Task details =>
Copy out the data below as written; omit any images.

Raw records =>
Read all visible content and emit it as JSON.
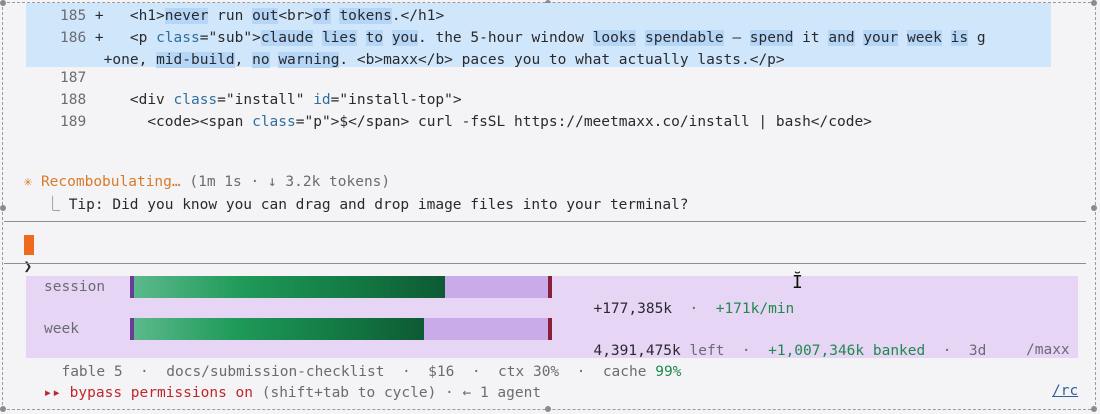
{
  "code_lines": [
    {
      "num": "185",
      "sign": "+",
      "parts": [
        [
          "plain",
          "  <h1>"
        ],
        [
          "hl",
          "never"
        ],
        [
          "plain",
          " run "
        ],
        [
          "hl",
          "out"
        ],
        [
          "plain",
          "<br>"
        ],
        [
          "hl",
          "of"
        ],
        [
          "plain",
          " "
        ],
        [
          "hl",
          "tokens"
        ],
        [
          "plain",
          ".</h1>"
        ]
      ]
    },
    {
      "num": "186",
      "sign": "+",
      "parts": [
        [
          "plain",
          "  <p "
        ],
        [
          "cls",
          "class"
        ],
        [
          "plain",
          "=\"sub\">"
        ],
        [
          "hl",
          "claude"
        ],
        [
          "plain",
          " "
        ],
        [
          "hl",
          "lies"
        ],
        [
          "plain",
          " "
        ],
        [
          "hl",
          "to"
        ],
        [
          "plain",
          " "
        ],
        [
          "hl",
          "you"
        ],
        [
          "plain",
          ". the 5-hour window "
        ],
        [
          "hl",
          "looks"
        ],
        [
          "plain",
          " "
        ],
        [
          "hl",
          "spendable"
        ],
        [
          "plain",
          " — "
        ],
        [
          "hl",
          "spend"
        ],
        [
          "plain",
          " it "
        ],
        [
          "hl",
          "and"
        ],
        [
          "plain",
          " "
        ],
        [
          "hl",
          "your"
        ],
        [
          "plain",
          " "
        ],
        [
          "hl",
          "week"
        ],
        [
          "plain",
          " "
        ],
        [
          "hl",
          "is"
        ],
        [
          "plain",
          " g"
        ]
      ]
    },
    {
      "num": "",
      "sign": "+",
      "parts": [
        [
          "plain",
          "one, "
        ],
        [
          "hl",
          "mid-build"
        ],
        [
          "plain",
          ", "
        ],
        [
          "hl",
          "no"
        ],
        [
          "plain",
          " "
        ],
        [
          "hl",
          "warning"
        ],
        [
          "plain",
          ". <b>maxx</b> paces you to what actually lasts.</p>"
        ]
      ]
    },
    {
      "num": "187",
      "sign": "",
      "parts": []
    },
    {
      "num": "188",
      "sign": "",
      "parts": [
        [
          "plain",
          "  <div "
        ],
        [
          "cls",
          "class"
        ],
        [
          "plain",
          "=\"install\" "
        ],
        [
          "cls",
          "id"
        ],
        [
          "plain",
          "=\"install-top\">"
        ]
      ]
    },
    {
      "num": "189",
      "sign": "",
      "parts": [
        [
          "plain",
          "    <code><span "
        ],
        [
          "cls",
          "class"
        ],
        [
          "plain",
          "=\"p\">$</span> curl -fsSL https://meetmaxx.co/install | bash</code>"
        ]
      ]
    }
  ],
  "spinner": {
    "glyph": "✳",
    "label": "Recombobulating…",
    "meta": " (1m 1s · ↓ 3.2k tokens)"
  },
  "tip": {
    "prefix": "⎿",
    "text": "Tip: Did you know you can drag and drop image files into your terminal?"
  },
  "prompt": {
    "glyph": "❯"
  },
  "session": {
    "label": "session",
    "fill_fraction": 0.75,
    "value": "+177,385k",
    "sep": "·",
    "rate": "+171k/min"
  },
  "week": {
    "label": "week",
    "fill_fraction": 0.7,
    "value": "4,391,475k",
    "left": "left",
    "sep1": "·",
    "banked": "+1,007,346k banked",
    "sep2": "·",
    "days": "3d"
  },
  "info": {
    "model": "fable 5",
    "sep": "·",
    "path": "docs/submission-checklist",
    "cost": "$16",
    "ctx": "ctx 30%",
    "cache_label": "cache",
    "cache_value": "99%",
    "command": "/maxx"
  },
  "bypass": {
    "arrows": "▸▸",
    "text": "bypass permissions on",
    "hint": " (shift+tab to cycle) · ← 1 agent"
  },
  "rc_link": "/rc",
  "colors": {
    "accent_orange": "#ef6a1e",
    "green_bar": "#1f8a4d",
    "status_bg": "#e6d5f5",
    "selection": "#cfe6fb"
  }
}
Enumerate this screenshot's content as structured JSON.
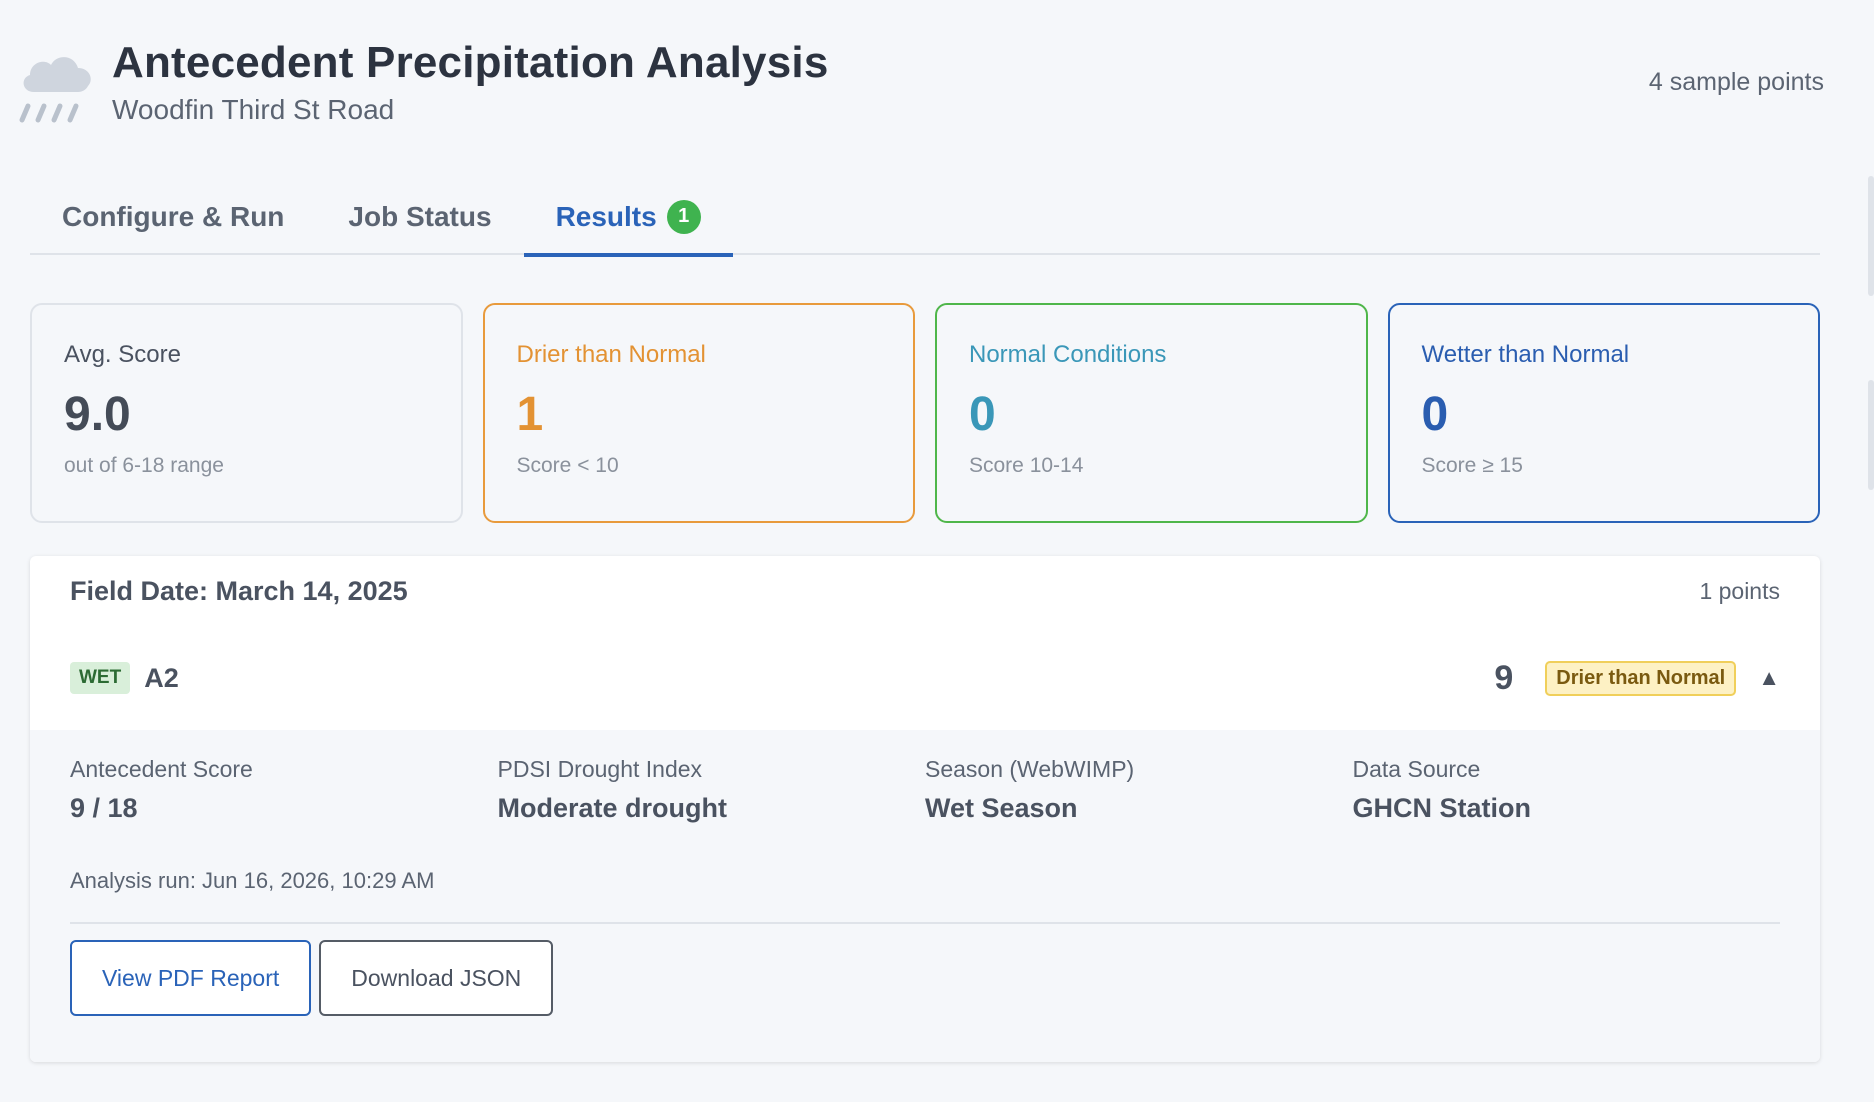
{
  "header": {
    "title": "Antecedent Precipitation Analysis",
    "subtitle": "Woodfin Third St Road",
    "sample_count": "4 sample points",
    "icon": "cloud-rain-icon"
  },
  "tabs": [
    {
      "label": "Configure & Run",
      "active": false
    },
    {
      "label": "Job Status",
      "active": false
    },
    {
      "label": "Results",
      "active": true,
      "badge": "1"
    }
  ],
  "cards": {
    "avg": {
      "label": "Avg. Score",
      "value": "9.0",
      "note": "out of 6-18 range"
    },
    "dry": {
      "label": "Drier than Normal",
      "value": "1",
      "note": "Score < 10"
    },
    "normal": {
      "label": "Normal Conditions",
      "value": "0",
      "note": "Score 10-14"
    },
    "wet": {
      "label": "Wetter than Normal",
      "value": "0",
      "note": "Score ≥ 15"
    }
  },
  "panel": {
    "field_date": "Field Date: March 14, 2025",
    "points_count": "1 points",
    "row": {
      "tag": "WET",
      "name": "A2",
      "score": "9",
      "status": "Drier than Normal",
      "expand_glyph": "▲"
    },
    "details": {
      "antecedent_label": "Antecedent Score",
      "antecedent_value": "9 / 18",
      "pdsi_label": "PDSI Drought Index",
      "pdsi_value": "Moderate drought",
      "season_label": "Season (WebWIMP)",
      "season_value": "Wet Season",
      "source_label": "Data Source",
      "source_value": "GHCN Station",
      "analysis_run": "Analysis run: Jun 16, 2026, 10:29 AM"
    },
    "buttons": {
      "pdf": "View PDF Report",
      "json": "Download JSON"
    }
  },
  "colors": {
    "accent": "#2a63b8",
    "dry": "#e39233",
    "normal": "#3a97b8",
    "wet": "#2a5db0",
    "badge_green": "#3fb34f"
  }
}
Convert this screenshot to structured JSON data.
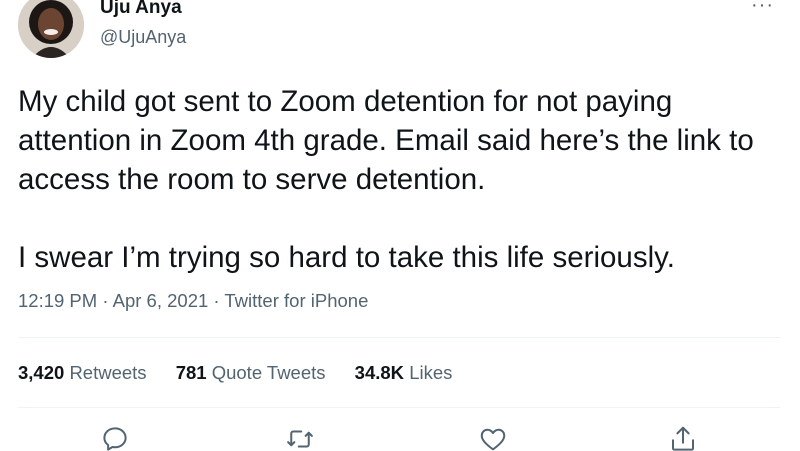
{
  "author": {
    "name": "Uju Anya",
    "handle": "@UjuAnya"
  },
  "more_menu_glyph": "···",
  "tweet": {
    "lines": [
      "My child got sent to Zoom detention for not paying",
      "attention in Zoom 4th grade. Email said here’s the link to",
      "access the room to serve detention.",
      "I swear I’m trying so hard to take this life seriously."
    ]
  },
  "meta": {
    "time": "12:19 PM",
    "separator": "·",
    "date": "Apr 6, 2021",
    "source": "Twitter for iPhone"
  },
  "stats": {
    "retweets_count": "3,420",
    "retweets_label": "Retweets",
    "quotes_count": "781",
    "quotes_label": "Quote Tweets",
    "likes_count": "34.8K",
    "likes_label": "Likes"
  },
  "actions": {
    "reply_icon": "reply-icon",
    "retweet_icon": "retweet-icon",
    "like_icon": "heart-icon",
    "share_icon": "share-icon"
  },
  "colors": {
    "text_primary": "#0f1419",
    "text_secondary": "#536471",
    "divider": "#eff3f4",
    "background": "#ffffff"
  }
}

Task answer =>
Read all visible content and emit it as JSON.
{
  "code_lines": [
    {
      "num": "185",
      "sign": "+",
      "parts": [
        [
          "plain",
          "  <h1>"
        ],
        [
          "hl",
          "never"
        ],
        [
          "plain",
          " run "
        ],
        [
          "hl",
          "out"
        ],
        [
          "plain",
          "<br>"
        ],
        [
          "hl",
          "of"
        ],
        [
          "plain",
          " "
        ],
        [
          "hl",
          "tokens"
        ],
        [
          "plain",
          ".</h1>"
        ]
      ]
    },
    {
      "num": "186",
      "sign": "+",
      "parts": [
        [
          "plain",
          "  <p "
        ],
        [
          "cls",
          "class"
        ],
        [
          "plain",
          "=\"sub\">"
        ],
        [
          "hl",
          "claude"
        ],
        [
          "plain",
          " "
        ],
        [
          "hl",
          "lies"
        ],
        [
          "plain",
          " "
        ],
        [
          "hl",
          "to"
        ],
        [
          "plain",
          " "
        ],
        [
          "hl",
          "you"
        ],
        [
          "plain",
          ". the 5-hour window "
        ],
        [
          "hl",
          "looks"
        ],
        [
          "plain",
          " "
        ],
        [
          "hl",
          "spendable"
        ],
        [
          "plain",
          " — "
        ],
        [
          "hl",
          "spend"
        ],
        [
          "plain",
          " it "
        ],
        [
          "hl",
          "and"
        ],
        [
          "plain",
          " "
        ],
        [
          "hl",
          "your"
        ],
        [
          "plain",
          " "
        ],
        [
          "hl",
          "week"
        ],
        [
          "plain",
          " "
        ],
        [
          "hl",
          "is"
        ],
        [
          "plain",
          " g"
        ]
      ]
    },
    {
      "num": "",
      "sign": "+",
      "parts": [
        [
          "plain",
          "one, "
        ],
        [
          "hl",
          "mid-build"
        ],
        [
          "plain",
          ", "
        ],
        [
          "hl",
          "no"
        ],
        [
          "plain",
          " "
        ],
        [
          "hl",
          "warning"
        ],
        [
          "plain",
          ". <b>maxx</b> paces you to what actually lasts.</p>"
        ]
      ]
    },
    {
      "num": "187",
      "sign": "",
      "parts": []
    },
    {
      "num": "188",
      "sign": "",
      "parts": [
        [
          "plain",
          "  <div "
        ],
        [
          "cls",
          "class"
        ],
        [
          "plain",
          "=\"install\" "
        ],
        [
          "cls",
          "id"
        ],
        [
          "plain",
          "=\"install-top\">"
        ]
      ]
    },
    {
      "num": "189",
      "sign": "",
      "parts": [
        [
          "plain",
          "    <code><span "
        ],
        [
          "cls",
          "class"
        ],
        [
          "plain",
          "=\"p\">$</span> curl -fsSL https://meetmaxx.co/install | bash</code>"
        ]
      ]
    }
  ],
  "spinner": {
    "glyph": "✳",
    "label": "Recombobulating…",
    "meta": " (1m 1s · ↓ 3.2k tokens)"
  },
  "tip": {
    "prefix": "⎿",
    "text": "Tip: Did you know you can drag and drop image files into your terminal?"
  },
  "prompt": {
    "glyph": "❯"
  },
  "session": {
    "label": "session",
    "fill_fraction": 0.75,
    "value": "+177,385k",
    "sep": "·",
    "rate": "+171k/min"
  },
  "week": {
    "label": "week",
    "fill_fraction": 0.7,
    "value": "4,391,475k",
    "left": "left",
    "sep1": "·",
    "banked": "+1,007,346k banked",
    "sep2": "·",
    "days": "3d"
  },
  "info": {
    "model": "fable 5",
    "sep": "·",
    "path": "docs/submission-checklist",
    "cost": "$16",
    "ctx": "ctx 30%",
    "cache_label": "cache",
    "cache_value": "99%",
    "command": "/maxx"
  },
  "bypass": {
    "arrows": "▸▸",
    "text": "bypass permissions on",
    "hint": " (shift+tab to cycle) · ← 1 agent"
  },
  "rc_link": "/rc",
  "colors": {
    "accent_orange": "#ef6a1e",
    "green_bar": "#1f8a4d",
    "status_bg": "#e6d5f5",
    "selection": "#cfe6fb"
  }
}
Enumerate this screenshot's content as structured JSON.
{
  "header": {
    "title": "Antecedent Precipitation Analysis",
    "subtitle": "Woodfin Third St Road",
    "sample_count": "4 sample points",
    "icon": "cloud-rain-icon"
  },
  "tabs": [
    {
      "label": "Configure & Run",
      "active": false
    },
    {
      "label": "Job Status",
      "active": false
    },
    {
      "label": "Results",
      "active": true,
      "badge": "1"
    }
  ],
  "cards": {
    "avg": {
      "label": "Avg. Score",
      "value": "9.0",
      "note": "out of 6-18 range"
    },
    "dry": {
      "label": "Drier than Normal",
      "value": "1",
      "note": "Score < 10"
    },
    "normal": {
      "label": "Normal Conditions",
      "value": "0",
      "note": "Score 10-14"
    },
    "wet": {
      "label": "Wetter than Normal",
      "value": "0",
      "note": "Score ≥ 15"
    }
  },
  "panel": {
    "field_date": "Field Date: March 14, 2025",
    "points_count": "1 points",
    "row": {
      "tag": "WET",
      "name": "A2",
      "score": "9",
      "status": "Drier than Normal",
      "expand_glyph": "▲"
    },
    "details": {
      "antecedent_label": "Antecedent Score",
      "antecedent_value": "9 / 18",
      "pdsi_label": "PDSI Drought Index",
      "pdsi_value": "Moderate drought",
      "season_label": "Season (WebWIMP)",
      "season_value": "Wet Season",
      "source_label": "Data Source",
      "source_value": "GHCN Station",
      "analysis_run": "Analysis run: Jun 16, 2026, 10:29 AM"
    },
    "buttons": {
      "pdf": "View PDF Report",
      "json": "Download JSON"
    }
  },
  "colors": {
    "accent": "#2a63b8",
    "dry": "#e39233",
    "normal": "#3a97b8",
    "wet": "#2a5db0",
    "badge_green": "#3fb34f"
  }
}
Convert this screenshot to structured JSON data.
{
  "author": {
    "name": "Uju Anya",
    "handle": "@UjuAnya"
  },
  "more_menu_glyph": "···",
  "tweet": {
    "lines": [
      "My child got sent to Zoom detention for not paying",
      "attention in Zoom 4th grade. Email said here’s the link to",
      "access the room to serve detention.",
      "I swear I’m trying so hard to take this life seriously."
    ]
  },
  "meta": {
    "time": "12:19 PM",
    "separator": "·",
    "date": "Apr 6, 2021",
    "source": "Twitter for iPhone"
  },
  "stats": {
    "retweets_count": "3,420",
    "retweets_label": "Retweets",
    "quotes_count": "781",
    "quotes_label": "Quote Tweets",
    "likes_count": "34.8K",
    "likes_label": "Likes"
  },
  "actions": {
    "reply_icon": "reply-icon",
    "retweet_icon": "retweet-icon",
    "like_icon": "heart-icon",
    "share_icon": "share-icon"
  },
  "colors": {
    "text_primary": "#0f1419",
    "text_secondary": "#536471",
    "divider": "#eff3f4",
    "background": "#ffffff"
  }
}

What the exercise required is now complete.